§ **EXERCISE TASKS**:
1. In the neural network configuration excerpt, what does the MergeVertex do in the multiple-inputs example?
2. Pick up the neural network configuration excerpt right after its final line and keep it going.

3. Bias initialization



In [23]:

    
//You can initialize the bias of a particular layer by using 'biasInit(<init_value>)'
new NeuralNetConfiguration.Builder()
    .list() 
    .layer(0, new DenseLayer.Builder().biasInit(0).build())

More ComputationGraphConfiguration Examples

1. Recurrent Network with Skip Connections



In [25]:

    
val cgConf1 : ComputationGraphConfiguration = new NeuralNetConfiguration.Builder()
        .learningRate(0.01)
        .graphBuilder()
        .addInputs("input") //can use any label for this
        .addLayer("L1", new GravesLSTM.Builder().nIn(5).nOut(5).build(), "input")
        .addLayer("L2",new RnnOutputLayer.Builder().nIn(5+5).nOut(5).build(), "input", "L1")
        .setOutputs("L2")
        .build();

2. Multiple Inputs and Merge Vertex



In [27]:

    
//Here MergeVertex concatenates the layer outputs
val cgConf2 : ComputationGraphConfiguration = new NeuralNetConfiguration.Builder()
        .learningRate(0.01)
        .graphBuilder()
        .addInputs("input1", "input2")
        .addLayer("L1", new DenseLayer.Builder().nIn(3).nOut(4).build(), "input1")
        .addLayer("L2", new DenseLayer.Builder().nIn(3).nOut(4).build(), "input2")
        .addVertex("merge", new MergeVertex(), "L1", "L2")
        .addLayer("out", new OutputLayer.Builder().nIn(4+4).nOut(3).build(), "merge")
        .setOutputs("out")

§ **DATASET**:
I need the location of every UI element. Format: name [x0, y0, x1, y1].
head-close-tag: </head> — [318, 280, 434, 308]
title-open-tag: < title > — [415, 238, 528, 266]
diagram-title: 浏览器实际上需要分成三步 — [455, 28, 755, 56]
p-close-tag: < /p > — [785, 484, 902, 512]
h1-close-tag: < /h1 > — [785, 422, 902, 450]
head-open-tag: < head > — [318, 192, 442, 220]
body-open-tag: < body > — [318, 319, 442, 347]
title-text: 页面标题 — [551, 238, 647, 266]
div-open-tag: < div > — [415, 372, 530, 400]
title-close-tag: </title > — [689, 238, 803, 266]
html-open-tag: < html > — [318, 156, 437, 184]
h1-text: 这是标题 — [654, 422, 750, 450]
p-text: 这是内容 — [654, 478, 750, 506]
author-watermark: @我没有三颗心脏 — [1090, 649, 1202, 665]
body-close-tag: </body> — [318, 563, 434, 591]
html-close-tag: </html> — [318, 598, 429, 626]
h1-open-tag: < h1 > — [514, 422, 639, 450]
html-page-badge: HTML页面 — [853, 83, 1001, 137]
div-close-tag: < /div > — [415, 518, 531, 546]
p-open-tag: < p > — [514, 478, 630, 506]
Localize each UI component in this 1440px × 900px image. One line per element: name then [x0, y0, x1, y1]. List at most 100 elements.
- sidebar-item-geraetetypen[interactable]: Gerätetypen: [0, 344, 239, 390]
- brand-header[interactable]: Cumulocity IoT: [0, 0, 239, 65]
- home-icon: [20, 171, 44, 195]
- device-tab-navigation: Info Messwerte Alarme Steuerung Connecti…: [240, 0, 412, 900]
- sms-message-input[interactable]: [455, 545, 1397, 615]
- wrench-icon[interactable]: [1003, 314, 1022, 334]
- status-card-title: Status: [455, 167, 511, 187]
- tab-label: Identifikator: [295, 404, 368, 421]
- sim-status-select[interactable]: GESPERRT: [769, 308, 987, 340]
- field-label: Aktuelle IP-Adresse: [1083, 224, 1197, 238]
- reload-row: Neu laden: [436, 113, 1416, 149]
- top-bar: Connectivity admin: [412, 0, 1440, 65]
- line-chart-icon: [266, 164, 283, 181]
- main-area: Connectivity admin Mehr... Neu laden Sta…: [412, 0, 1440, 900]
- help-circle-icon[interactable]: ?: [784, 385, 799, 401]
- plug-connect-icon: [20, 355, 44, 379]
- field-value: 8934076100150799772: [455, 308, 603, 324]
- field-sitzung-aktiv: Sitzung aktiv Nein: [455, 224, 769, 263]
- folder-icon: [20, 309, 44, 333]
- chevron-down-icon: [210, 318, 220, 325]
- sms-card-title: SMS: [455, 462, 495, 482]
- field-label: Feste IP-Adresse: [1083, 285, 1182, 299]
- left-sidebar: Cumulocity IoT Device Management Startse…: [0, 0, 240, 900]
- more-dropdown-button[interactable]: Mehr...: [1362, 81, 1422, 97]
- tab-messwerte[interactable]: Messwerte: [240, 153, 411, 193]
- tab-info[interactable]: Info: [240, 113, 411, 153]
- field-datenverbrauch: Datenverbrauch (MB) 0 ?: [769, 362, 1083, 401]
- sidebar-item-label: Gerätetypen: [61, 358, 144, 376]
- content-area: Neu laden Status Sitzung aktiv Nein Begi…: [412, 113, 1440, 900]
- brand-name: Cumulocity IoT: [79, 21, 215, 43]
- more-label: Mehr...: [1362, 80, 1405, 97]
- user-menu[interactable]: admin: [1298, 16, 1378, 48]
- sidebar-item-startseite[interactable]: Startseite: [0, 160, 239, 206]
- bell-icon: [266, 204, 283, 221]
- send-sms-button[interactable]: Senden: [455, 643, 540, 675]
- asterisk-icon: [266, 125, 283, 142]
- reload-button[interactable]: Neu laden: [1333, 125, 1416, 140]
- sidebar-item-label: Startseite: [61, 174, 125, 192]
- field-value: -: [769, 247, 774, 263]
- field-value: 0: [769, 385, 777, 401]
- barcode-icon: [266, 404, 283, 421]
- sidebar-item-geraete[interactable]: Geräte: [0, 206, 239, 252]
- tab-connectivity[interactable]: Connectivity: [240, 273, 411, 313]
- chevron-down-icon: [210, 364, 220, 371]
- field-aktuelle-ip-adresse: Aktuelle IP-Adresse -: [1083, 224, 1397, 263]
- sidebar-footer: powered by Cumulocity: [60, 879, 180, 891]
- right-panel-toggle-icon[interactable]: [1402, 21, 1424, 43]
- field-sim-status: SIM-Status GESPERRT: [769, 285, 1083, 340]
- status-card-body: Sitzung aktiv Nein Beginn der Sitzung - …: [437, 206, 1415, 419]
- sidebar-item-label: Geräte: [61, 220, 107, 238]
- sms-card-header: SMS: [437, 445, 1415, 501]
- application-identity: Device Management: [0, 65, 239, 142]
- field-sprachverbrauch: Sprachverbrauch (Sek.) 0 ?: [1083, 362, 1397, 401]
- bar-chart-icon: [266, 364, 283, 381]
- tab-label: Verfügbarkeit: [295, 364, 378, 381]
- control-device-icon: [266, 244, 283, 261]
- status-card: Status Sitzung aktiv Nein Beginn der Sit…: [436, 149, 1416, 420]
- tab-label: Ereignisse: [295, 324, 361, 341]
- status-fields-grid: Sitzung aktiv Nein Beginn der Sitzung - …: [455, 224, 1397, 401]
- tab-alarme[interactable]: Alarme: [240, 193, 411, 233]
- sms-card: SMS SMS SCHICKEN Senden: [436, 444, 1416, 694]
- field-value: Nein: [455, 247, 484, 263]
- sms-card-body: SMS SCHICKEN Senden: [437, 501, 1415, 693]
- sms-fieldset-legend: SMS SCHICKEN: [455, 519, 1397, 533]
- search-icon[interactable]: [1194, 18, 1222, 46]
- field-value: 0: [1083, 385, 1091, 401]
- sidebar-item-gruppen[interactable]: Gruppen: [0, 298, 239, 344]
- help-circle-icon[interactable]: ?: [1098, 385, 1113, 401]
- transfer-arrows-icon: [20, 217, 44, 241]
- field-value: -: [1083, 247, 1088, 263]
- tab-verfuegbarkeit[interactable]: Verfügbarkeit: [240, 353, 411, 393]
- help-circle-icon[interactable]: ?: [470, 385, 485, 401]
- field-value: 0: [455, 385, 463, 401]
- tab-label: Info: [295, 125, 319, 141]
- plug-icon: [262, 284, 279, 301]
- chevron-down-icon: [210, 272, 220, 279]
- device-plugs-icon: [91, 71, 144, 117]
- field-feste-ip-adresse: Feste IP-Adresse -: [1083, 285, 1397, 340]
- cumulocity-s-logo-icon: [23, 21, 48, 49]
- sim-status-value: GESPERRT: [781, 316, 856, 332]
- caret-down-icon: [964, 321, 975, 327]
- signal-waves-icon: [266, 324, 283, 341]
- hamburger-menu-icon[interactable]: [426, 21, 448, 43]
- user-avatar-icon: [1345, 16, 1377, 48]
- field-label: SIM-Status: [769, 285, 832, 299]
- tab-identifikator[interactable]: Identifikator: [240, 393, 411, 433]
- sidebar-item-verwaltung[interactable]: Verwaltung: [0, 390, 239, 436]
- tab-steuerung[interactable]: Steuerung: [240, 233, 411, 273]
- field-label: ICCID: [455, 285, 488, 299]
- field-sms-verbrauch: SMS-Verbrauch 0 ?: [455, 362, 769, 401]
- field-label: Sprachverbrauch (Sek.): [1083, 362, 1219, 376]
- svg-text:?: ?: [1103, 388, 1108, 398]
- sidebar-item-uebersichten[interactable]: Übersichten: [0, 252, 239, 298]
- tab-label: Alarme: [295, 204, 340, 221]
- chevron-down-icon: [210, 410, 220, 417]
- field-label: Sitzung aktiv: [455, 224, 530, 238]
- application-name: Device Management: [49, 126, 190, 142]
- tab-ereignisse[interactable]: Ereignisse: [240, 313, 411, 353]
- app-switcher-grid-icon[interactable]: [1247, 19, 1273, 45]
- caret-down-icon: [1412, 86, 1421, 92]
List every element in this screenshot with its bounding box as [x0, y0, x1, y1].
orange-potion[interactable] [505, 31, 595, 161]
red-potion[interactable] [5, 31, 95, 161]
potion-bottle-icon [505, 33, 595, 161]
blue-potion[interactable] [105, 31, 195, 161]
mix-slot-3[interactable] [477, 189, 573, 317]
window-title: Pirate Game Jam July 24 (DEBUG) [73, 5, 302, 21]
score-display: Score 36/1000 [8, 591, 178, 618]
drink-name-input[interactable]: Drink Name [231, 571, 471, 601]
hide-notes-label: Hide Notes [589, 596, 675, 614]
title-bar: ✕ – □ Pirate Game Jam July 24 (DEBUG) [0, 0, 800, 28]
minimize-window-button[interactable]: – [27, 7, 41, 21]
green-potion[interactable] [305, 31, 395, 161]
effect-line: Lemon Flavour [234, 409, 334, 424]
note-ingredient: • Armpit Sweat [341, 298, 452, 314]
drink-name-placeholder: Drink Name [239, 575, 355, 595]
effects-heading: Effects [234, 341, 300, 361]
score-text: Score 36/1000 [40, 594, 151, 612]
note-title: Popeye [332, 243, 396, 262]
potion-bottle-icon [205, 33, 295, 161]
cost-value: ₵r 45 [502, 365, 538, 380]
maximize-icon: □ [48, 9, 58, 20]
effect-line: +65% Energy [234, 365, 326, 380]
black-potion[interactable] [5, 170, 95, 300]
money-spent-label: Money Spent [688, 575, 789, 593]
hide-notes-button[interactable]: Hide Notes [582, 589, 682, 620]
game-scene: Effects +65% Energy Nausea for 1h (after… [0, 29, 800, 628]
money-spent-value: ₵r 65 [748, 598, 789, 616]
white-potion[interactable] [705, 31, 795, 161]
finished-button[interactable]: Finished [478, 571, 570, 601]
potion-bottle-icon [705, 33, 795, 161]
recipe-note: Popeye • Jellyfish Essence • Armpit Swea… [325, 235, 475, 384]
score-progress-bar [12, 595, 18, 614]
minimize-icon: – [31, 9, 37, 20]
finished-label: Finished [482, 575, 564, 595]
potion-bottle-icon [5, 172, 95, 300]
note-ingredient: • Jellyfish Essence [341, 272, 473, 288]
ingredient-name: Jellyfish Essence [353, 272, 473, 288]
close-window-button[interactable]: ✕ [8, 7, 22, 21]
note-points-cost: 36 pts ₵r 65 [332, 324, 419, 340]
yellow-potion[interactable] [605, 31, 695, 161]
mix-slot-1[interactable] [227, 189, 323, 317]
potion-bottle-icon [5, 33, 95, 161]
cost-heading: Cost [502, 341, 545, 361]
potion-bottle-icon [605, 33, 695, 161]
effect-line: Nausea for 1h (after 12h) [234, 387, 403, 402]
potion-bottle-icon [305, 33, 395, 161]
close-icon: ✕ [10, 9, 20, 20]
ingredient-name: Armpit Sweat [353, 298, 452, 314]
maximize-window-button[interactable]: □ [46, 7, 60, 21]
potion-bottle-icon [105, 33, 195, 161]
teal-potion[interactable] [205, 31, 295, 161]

§ **OUTPUTS BY TASK**:
1. It concatenates the layer outputs.

2.
        .build();

3. Multi-Task Learning



In [29]:

    
val cgConf3 : ComputationGraphConfiguration = new NeuralNetConfiguration.Builder()
        .learningRate(0.01)
        .graphBuilder()
        .addInputs("input")
        .addLayer("L1", new DenseLayer.Builder().nIn(3).nOut(4).build(), "input")
        .addLayer("out1", new OutputLayer.Builder()
                .lossFunction(LossFunctions.LossFunction.NEGATIVELOGLIKELIHOOD)
                .nIn(4).nOut(3).build(), "L1")
        .addLayer("out2", new OutputLayer.Builder()
                .lossFunction(LossFunctions.LossFunction.MSE)
                .nIn(4).nOut(2).build(), "L1")
        .setOutputs("out1","out2")
        .build();

What's next?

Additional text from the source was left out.